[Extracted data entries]
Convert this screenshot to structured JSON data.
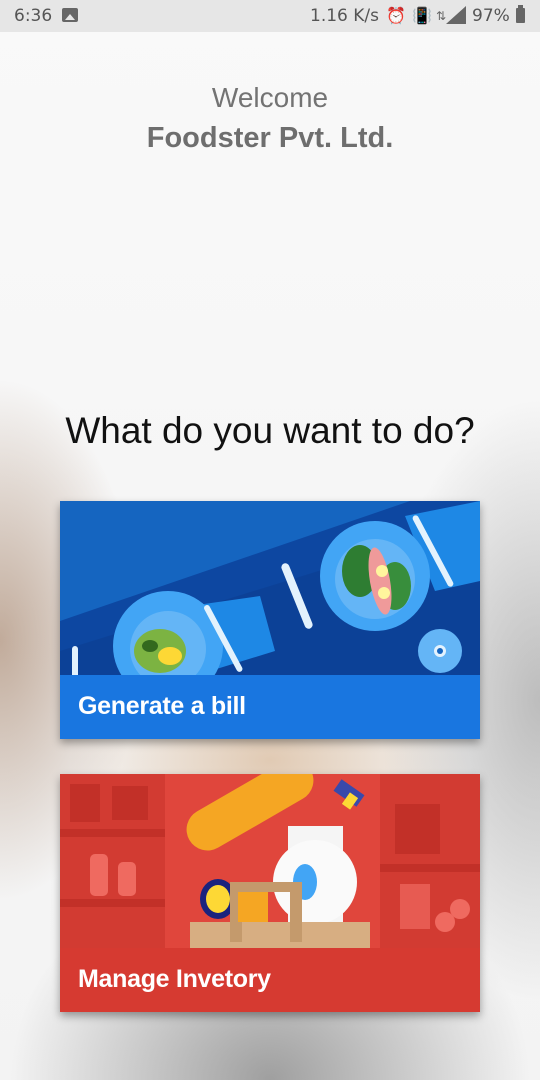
{
  "status_bar": {
    "time": "6:36",
    "net_speed": "1.16 K/s",
    "battery": "97%",
    "icons": [
      "image-icon",
      "alarm-icon",
      "vibrate-icon",
      "data-arrows-icon",
      "signal-4g-icon",
      "battery-icon"
    ]
  },
  "header": {
    "welcome": "Welcome",
    "company": "Foodster Pvt. Ltd."
  },
  "prompt": "What do you want to do?",
  "actions": [
    {
      "label": "Generate a bill",
      "color": "#1976e0"
    },
    {
      "label": "Manage Invetory",
      "color": "#d63a31"
    }
  ]
}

Task —
Word for word, quote the full listing, omitting every picture.

Result —
Convert this screenshot to structured JSON data.
{
  "status_bar": {
    "time": "6:36",
    "net_speed": "1.16 K/s",
    "battery": "97%",
    "icons": [
      "image-icon",
      "alarm-icon",
      "vibrate-icon",
      "data-arrows-icon",
      "signal-4g-icon",
      "battery-icon"
    ]
  },
  "header": {
    "welcome": "Welcome",
    "company": "Foodster Pvt. Ltd."
  },
  "prompt": "What do you want to do?",
  "actions": [
    {
      "label": "Generate a bill",
      "color": "#1976e0"
    },
    {
      "label": "Manage Invetory",
      "color": "#d63a31"
    }
  ]
}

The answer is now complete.